### [Given problem]
Write out the entries below once more, exactly, with the pictures left out.

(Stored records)
○ ○ ○ ○ ○ ○ ○
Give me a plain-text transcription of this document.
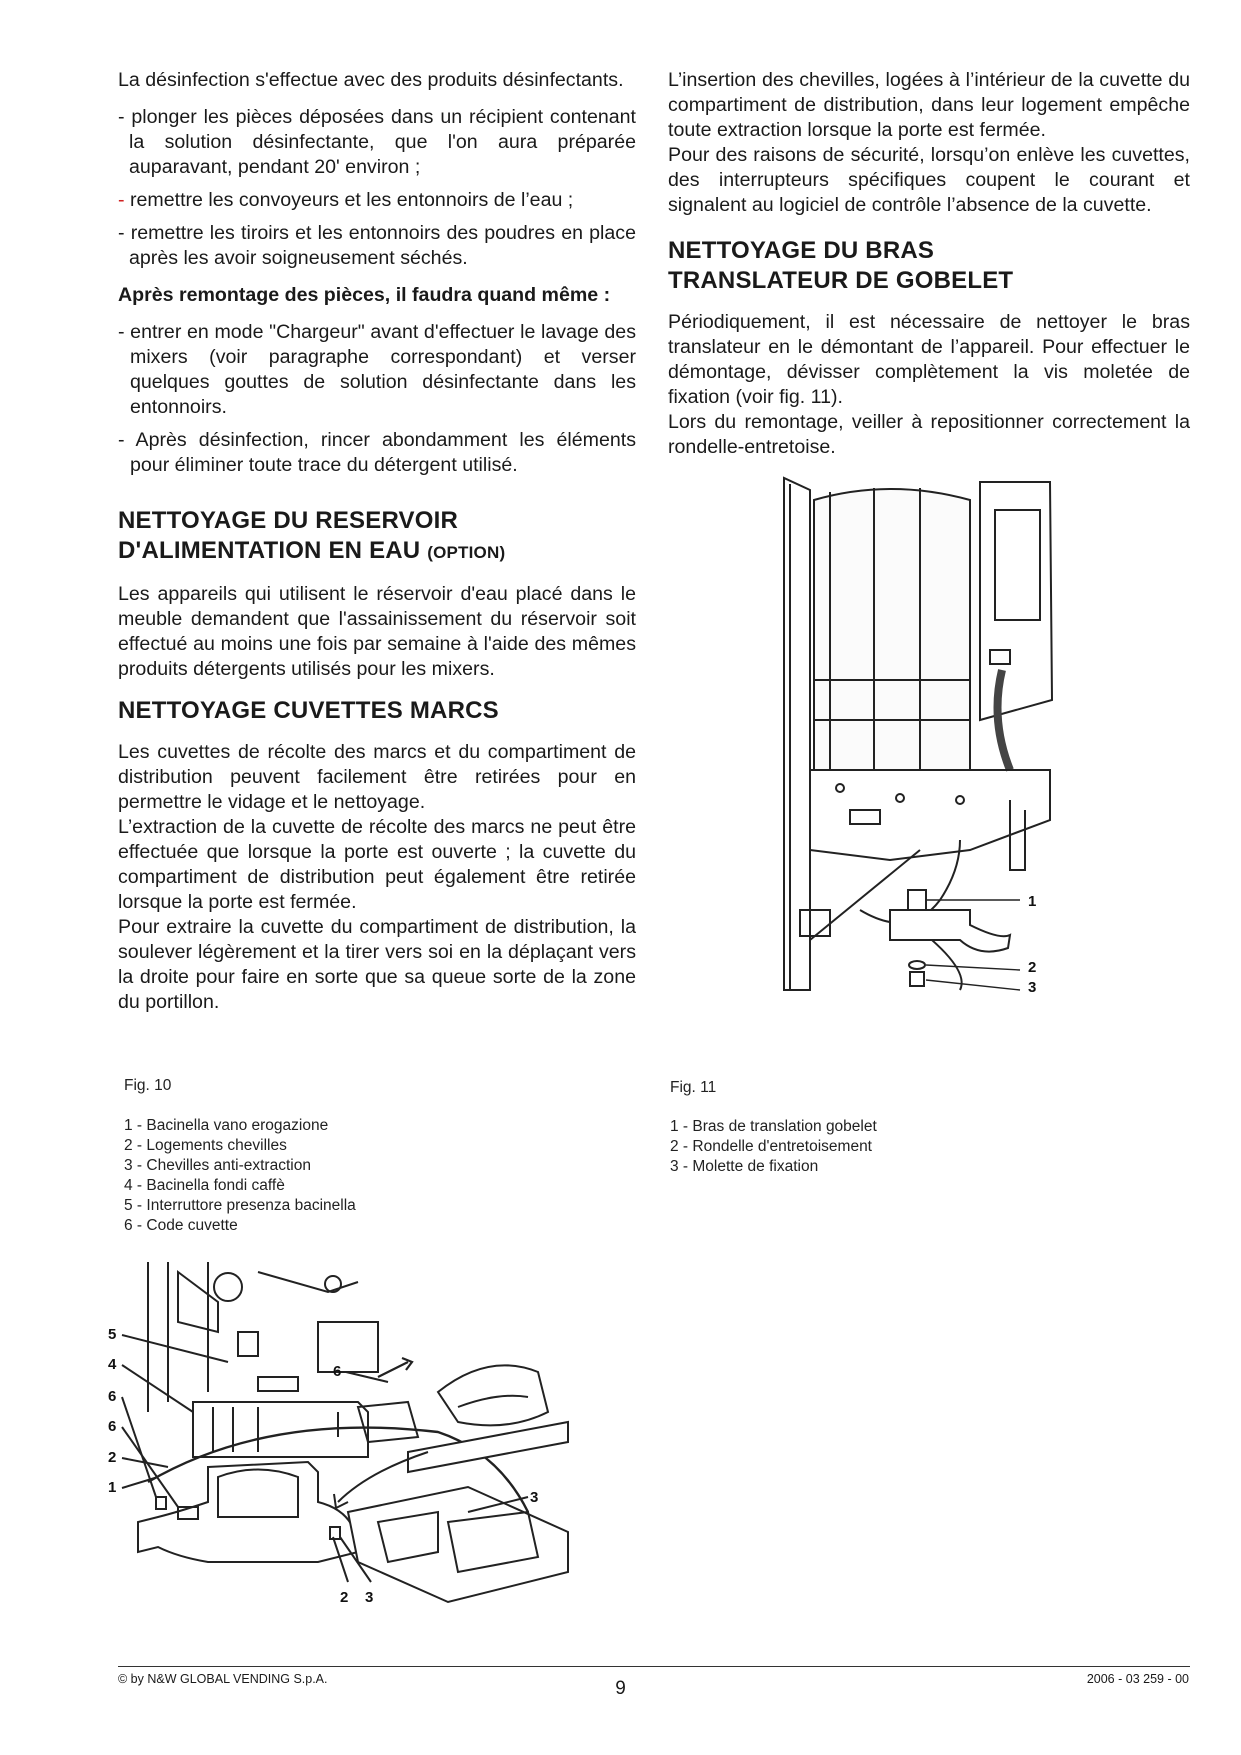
La désinfection s'effectue avec des produits désinfectants.

- plonger les pièces déposées dans un récipient contenant la solution désinfectante, que l'on aura préparée auparavant, pendant 20' environ ;

- remettre les convoyeurs et les entonnoirs de l’eau ;

- remettre les tiroirs et les entonnoirs des poudres en place après les avoir soigneusement séchés.

Après remontage des pièces, il faudra quand même :

- entrer en mode "Chargeur" avant d'effectuer le lavage des mixers (voir paragraphe correspondant) et verser quelques gouttes de solution désinfectante dans les entonnoirs.

- Après désinfection, rincer abondamment les éléments pour éliminer toute trace du détergent utilisé.

NETTOYAGE DU RESERVOIR
D'ALIMENTATION EN EAU (OPTION)

Les appareils qui utilisent le réservoir d'eau placé dans le meuble demandent que l'assainissement du réservoir soit effectué au moins une fois par semaine à l'aide des mêmes produits détergents utilisés pour les mixers.

NETTOYAGE CUVETTES MARCS

Les cuvettes de récolte des marcs et du compartiment de distribution peuvent facilement être retirées pour en permettre le vidage et le nettoyage.

L’extraction de la cuvette de récolte des marcs ne peut être effectuée que lorsque la porte est ouverte ; la cuvette du compartiment de distribution peut également être retirée lorsque la porte est fermée.

Pour extraire la cuvette du compartiment de distribution, la soulever légèrement et la tirer vers soi en la déplaçant vers la droite pour faire en sorte que sa queue sorte de la zone du portillon.

L’insertion des chevilles, logées à l’intérieur de la cuvette du compartiment de distribution, dans leur logement empêche toute extraction lorsque la porte est fermée.

Pour des raisons de sécurité, lorsqu’on enlève les cuvettes, des interrupteurs spécifiques coupent le courant et signalent au logiciel de contrôle l’absence de la cuvette.

NETTOYAGE DU BRAS
TRANSLATEUR DE GOBELET

Périodiquement, il est nécessaire de nettoyer le bras translateur en le démontant de l’appareil. Pour effectuer le démontage, dévisser complètement la vis moletée de fixation (voir fig. 11).

Lors du remontage, veiller à repositionner correctement la rondelle-entretoise.

1
2
3
Fig. 10
1 - Bacinella vano erogazione
2 - Logements chevilles
3 - Chevilles anti-extraction
4 - Bacinella fondi caffè
5 - Interruttore presenza bacinella
6 - Code cuvette
Fig. 11
1 - Bras de translation gobelet
2 - Rondelle d'entretoisement
3 - Molette de fixation
5
4
6
6
2
1
6
3
2 3
© by N&W GLOBAL VENDING S.p.A.	9	2006 - 03 259 - 00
○ ○ ○ ○ ○ ○ ○
### [Full response]
Give me a plain-text transcription of this document.
La désinfection s'effectue avec des produits désinfectants.

- plonger les pièces déposées dans un récipient contenant la solution désinfectante, que l'on aura préparée auparavant, pendant 20' environ ;

- remettre les convoyeurs et les entonnoirs de l’eau ;

- remettre les tiroirs et les entonnoirs des poudres en place après les avoir soigneusement séchés.

Après remontage des pièces, il faudra quand même :

- entrer en mode "Chargeur" avant d'effectuer le lavage des mixers (voir paragraphe correspondant) et verser quelques gouttes de solution désinfectante dans les entonnoirs.

- Après désinfection, rincer abondamment les éléments pour éliminer toute trace du détergent utilisé.

NETTOYAGE DU RESERVOIR
D'ALIMENTATION EN EAU (OPTION)

Les appareils qui utilisent le réservoir d'eau placé dans le meuble demandent que l'assainissement du réservoir soit effectué au moins une fois par semaine à l'aide des mêmes produits détergents utilisés pour les mixers.

NETTOYAGE CUVETTES MARCS

Les cuvettes de récolte des marcs et du compartiment de distribution peuvent facilement être retirées pour en permettre le vidage et le nettoyage.

L’extraction de la cuvette de récolte des marcs ne peut être effectuée que lorsque la porte est ouverte ; la cuvette du compartiment de distribution peut également être retirée lorsque la porte est fermée.

Pour extraire la cuvette du compartiment de distribution, la soulever légèrement et la tirer vers soi en la déplaçant vers la droite pour faire en sorte que sa queue sorte de la zone du portillon.

L’insertion des chevilles, logées à l’intérieur de la cuvette du compartiment de distribution, dans leur logement empêche toute extraction lorsque la porte est fermée.

Pour des raisons de sécurité, lorsqu’on enlève les cuvettes, des interrupteurs spécifiques coupent le courant et signalent au logiciel de contrôle l’absence de la cuvette.

NETTOYAGE DU BRAS
TRANSLATEUR DE GOBELET

Périodiquement, il est nécessaire de nettoyer le bras translateur en le démontant de l’appareil. Pour effectuer le démontage, dévisser complètement la vis moletée de fixation (voir fig. 11).

Lors du remontage, veiller à repositionner correctement la rondelle-entretoise.

1
2
3
Fig. 10
1 - Bacinella vano erogazione
2 - Logements chevilles
3 - Chevilles anti-extraction
4 - Bacinella fondi caffè
5 - Interruttore presenza bacinella
6 - Code cuvette
Fig. 11
1 - Bras de translation gobelet
2 - Rondelle d'entretoisement
3 - Molette de fixation
5
4
6
6
2
1
6
3
2 3
© by N&W GLOBAL VENDING S.p.A.	9	2006 - 03 259 - 00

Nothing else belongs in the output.